Task description: Write out each line exactly as given. Leave the pictures out of your copy.

Task input:
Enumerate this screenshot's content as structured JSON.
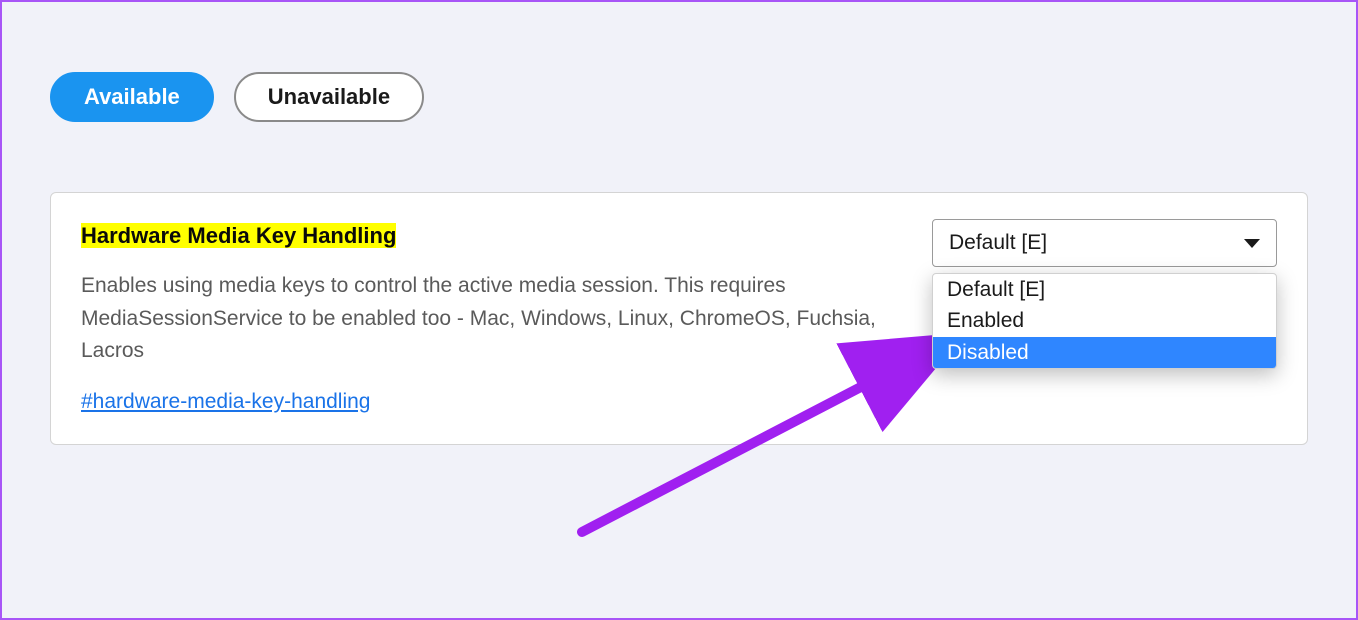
{
  "tabs": {
    "available": "Available",
    "unavailable": "Unavailable"
  },
  "flag": {
    "title": "Hardware Media Key Handling",
    "description": "Enables using media keys to control the active media session. This requires MediaSessionService to be enabled too - Mac, Windows, Linux, ChromeOS, Fuchsia, Lacros",
    "link": "#hardware-media-key-handling",
    "select_value": "Default [E]",
    "options": {
      "default": "Default [E]",
      "enabled": "Enabled",
      "disabled": "Disabled"
    }
  }
}
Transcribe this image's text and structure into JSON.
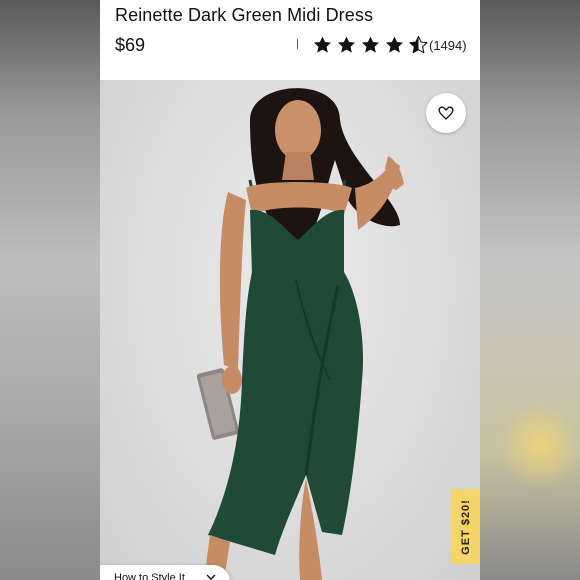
{
  "product": {
    "title": "Reinette Dark Green Midi Dress",
    "price": "$69",
    "rating": 4.5,
    "rating_max": 5,
    "review_count": "(1494)"
  },
  "icons": {
    "favorite": "heart-icon",
    "stars": "star-icon",
    "style_chevron": "chevron-down-icon"
  },
  "promo": {
    "label": "GET $20!"
  },
  "style_link": {
    "label": "How to Style It"
  },
  "colors": {
    "dress": "#1f4a35",
    "promo_tab": "#f5d46a",
    "photo_background": "#dcdcdc"
  }
}
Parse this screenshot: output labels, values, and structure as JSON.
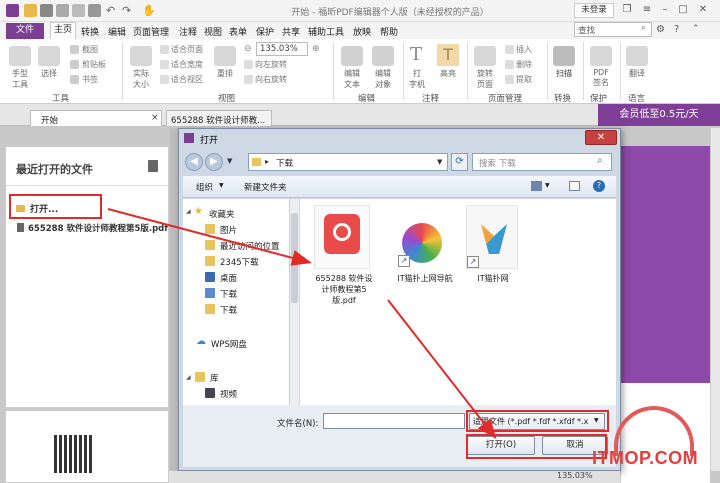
{
  "titlebar": {
    "title": "开始 - 福昕PDF编辑器个人版（未经授权的产品）",
    "login": "未登录"
  },
  "menubar": {
    "file": "文件",
    "items": [
      "主页",
      "转换",
      "编辑",
      "页面管理",
      "注释",
      "视图",
      "表单",
      "保护",
      "共享",
      "辅助工具",
      "放映",
      "帮助"
    ],
    "search_placeholder": "查找"
  },
  "ribbon": {
    "tools": {
      "hand": "手型\n工具",
      "select": "选择",
      "screenshot": "截图",
      "clipboard": "剪贴板",
      "bookmark": "书签",
      "group": "工具"
    },
    "view": {
      "actual": "实际\n大小",
      "fit_page": "适合页面",
      "fit_width": "适合宽度",
      "fit_view": "适合视区",
      "reflow": "重排",
      "zoom": "135.03%",
      "rotate_left": "向左旋转",
      "rotate_right": "向右旋转",
      "group": "视图"
    },
    "edit": {
      "edit_text": "编辑\n文本",
      "edit_object": "编辑\n对象",
      "group": "编辑"
    },
    "comment": {
      "typewriter": "打\n字机",
      "highlight": "高亮",
      "group": "注释"
    },
    "page": {
      "rotate": "旋转\n页面",
      "insert": "插入",
      "delete": "删除",
      "extract": "提取",
      "group": "页面管理"
    },
    "convert": {
      "scan": "扫描",
      "group": "转换"
    },
    "protect": {
      "sign": "PDF\n签名",
      "group": "保护"
    },
    "lang": {
      "translate": "翻译",
      "group": "语言"
    }
  },
  "tabs": {
    "start": "开始",
    "doc": "655288 软件设计师教...",
    "promo": "会员低至0.5元/天"
  },
  "leftpanel": {
    "title": "最近打开的文件",
    "open": "打开...",
    "recent_file": "655288 软件设计师教程第5版.pdf"
  },
  "dialog": {
    "title": "打开",
    "path": "下载",
    "search_placeholder": "搜索 下载",
    "organize": "组织",
    "new_folder": "新建文件夹",
    "nav": {
      "favorites": "收藏夹",
      "pictures": "图片",
      "recent": "最近访问的位置",
      "download2345": "2345下载",
      "desktop": "桌面",
      "downloads1": "下载",
      "downloads2": "下载",
      "wps": "WPS网盘",
      "library": "库",
      "video": "视频"
    },
    "files": [
      {
        "name": "655288 软件设计师教程第5版.pdf"
      },
      {
        "name": "IT猫扑上网导航"
      },
      {
        "name": "IT猫扑网"
      }
    ],
    "filename_label": "文件名(N):",
    "filename_value": "",
    "filetype": "适用文件 (*.pdf *.fdf *.xfdf *.x",
    "open_btn": "打开(O)",
    "cancel_btn": "取消"
  },
  "statusbar": {
    "zoom": "135.03%"
  },
  "watermark": {
    "text": "ITMOP.COM"
  }
}
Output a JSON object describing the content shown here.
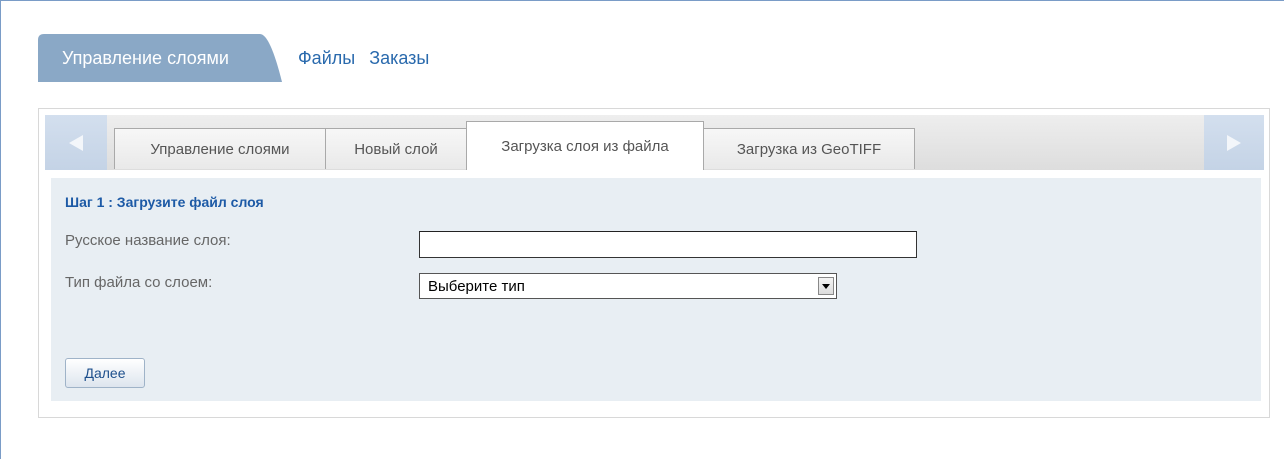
{
  "topnav": {
    "active": "Управление слоями",
    "links": [
      "Файлы",
      "Заказы"
    ]
  },
  "tabs": [
    {
      "label": "Управление слоями",
      "active": false
    },
    {
      "label": "Новый слой",
      "active": false
    },
    {
      "label": "Загрузка слоя из файла",
      "active": true
    },
    {
      "label": "Загрузка из GeoTIFF",
      "active": false
    }
  ],
  "form": {
    "step_title": "Шаг 1 : Загрузите файл слоя",
    "name_label": "Русское название слоя:",
    "name_value": "",
    "type_label": "Тип файла со слоем:",
    "type_selected": "Выберите тип",
    "next_button": "Далее"
  },
  "colors": {
    "accent": "#1d5aa6",
    "active_nav_bg": "#8aa8c6",
    "form_bg": "#e8eef3"
  },
  "icons": [
    "arrow-left-icon",
    "arrow-right-icon",
    "dropdown-arrow-icon"
  ]
}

Task solution:
Enumerate this screenshot's content as structured JSON.
{
  "tabs": {
    "available": "Available",
    "unavailable": "Unavailable"
  },
  "flag": {
    "title": "Hardware Media Key Handling",
    "description": "Enables using media keys to control the active media session. This requires MediaSessionService to be enabled too - Mac, Windows, Linux, ChromeOS, Fuchsia, Lacros",
    "link": "#hardware-media-key-handling",
    "select_value": "Default [E]",
    "options": {
      "default": "Default [E]",
      "enabled": "Enabled",
      "disabled": "Disabled"
    }
  }
}
Transcribe this image's text and structure into JSON.
{
  "product": {
    "title": "Reinette Dark Green Midi Dress",
    "price": "$69",
    "rating": 4.5,
    "rating_max": 5,
    "review_count": "(1494)"
  },
  "icons": {
    "favorite": "heart-icon",
    "stars": "star-icon",
    "style_chevron": "chevron-down-icon"
  },
  "promo": {
    "label": "GET $20!"
  },
  "style_link": {
    "label": "How to Style It"
  },
  "colors": {
    "dress": "#1f4a35",
    "promo_tab": "#f5d46a",
    "photo_background": "#dcdcdc"
  }
}
Parse this screenshot: output labels, values, and structure as JSON.
{
  "titlebar": {
    "title": "开始 - 福昕PDF编辑器个人版（未经授权的产品）",
    "login": "未登录"
  },
  "menubar": {
    "file": "文件",
    "items": [
      "主页",
      "转换",
      "编辑",
      "页面管理",
      "注释",
      "视图",
      "表单",
      "保护",
      "共享",
      "辅助工具",
      "放映",
      "帮助"
    ],
    "search_placeholder": "查找"
  },
  "ribbon": {
    "tools": {
      "hand": "手型\n工具",
      "select": "选择",
      "screenshot": "截图",
      "clipboard": "剪贴板",
      "bookmark": "书签",
      "group": "工具"
    },
    "view": {
      "actual": "实际\n大小",
      "fit_page": "适合页面",
      "fit_width": "适合宽度",
      "fit_view": "适合视区",
      "reflow": "重排",
      "zoom": "135.03%",
      "rotate_left": "向左旋转",
      "rotate_right": "向右旋转",
      "group": "视图"
    },
    "edit": {
      "edit_text": "编辑\n文本",
      "edit_object": "编辑\n对象",
      "group": "编辑"
    },
    "comment": {
      "typewriter": "打\n字机",
      "highlight": "高亮",
      "group": "注释"
    },
    "page": {
      "rotate": "旋转\n页面",
      "insert": "插入",
      "delete": "删除",
      "extract": "提取",
      "group": "页面管理"
    },
    "convert": {
      "scan": "扫描",
      "group": "转换"
    },
    "protect": {
      "sign": "PDF\n签名",
      "group": "保护"
    },
    "lang": {
      "translate": "翻译",
      "group": "语言"
    }
  },
  "tabs": {
    "start": "开始",
    "doc": "655288 软件设计师教...",
    "promo": "会员低至0.5元/天"
  },
  "leftpanel": {
    "title": "最近打开的文件",
    "open": "打开...",
    "recent_file": "655288 软件设计师教程第5版.pdf"
  },
  "dialog": {
    "title": "打开",
    "path": "下载",
    "search_placeholder": "搜索 下载",
    "organize": "组织",
    "new_folder": "新建文件夹",
    "nav": {
      "favorites": "收藏夹",
      "pictures": "图片",
      "recent": "最近访问的位置",
      "download2345": "2345下载",
      "desktop": "桌面",
      "downloads1": "下载",
      "downloads2": "下载",
      "wps": "WPS网盘",
      "library": "库",
      "video": "视频"
    },
    "files": [
      {
        "name": "655288 软件设计师教程第5版.pdf"
      },
      {
        "name": "IT猫扑上网导航"
      },
      {
        "name": "IT猫扑网"
      }
    ],
    "filename_label": "文件名(N):",
    "filename_value": "",
    "filetype": "适用文件 (*.pdf *.fdf *.xfdf *.x",
    "open_btn": "打开(O)",
    "cancel_btn": "取消"
  },
  "statusbar": {
    "zoom": "135.03%"
  },
  "watermark": {
    "text": "ITMOP.COM"
  }
}
Output a JSON object describing the content shown here.
{
  "topnav": {
    "active": "Управление слоями",
    "links": [
      "Файлы",
      "Заказы"
    ]
  },
  "tabs": [
    {
      "label": "Управление слоями",
      "active": false
    },
    {
      "label": "Новый слой",
      "active": false
    },
    {
      "label": "Загрузка слоя из файла",
      "active": true
    },
    {
      "label": "Загрузка из GeoTIFF",
      "active": false
    }
  ],
  "form": {
    "step_title": "Шаг 1 : Загрузите файл слоя",
    "name_label": "Русское название слоя:",
    "name_value": "",
    "type_label": "Тип файла со слоем:",
    "type_selected": "Выберите тип",
    "next_button": "Далее"
  },
  "colors": {
    "accent": "#1d5aa6",
    "active_nav_bg": "#8aa8c6",
    "form_bg": "#e8eef3"
  },
  "icons": [
    "arrow-left-icon",
    "arrow-right-icon",
    "dropdown-arrow-icon"
  ]
}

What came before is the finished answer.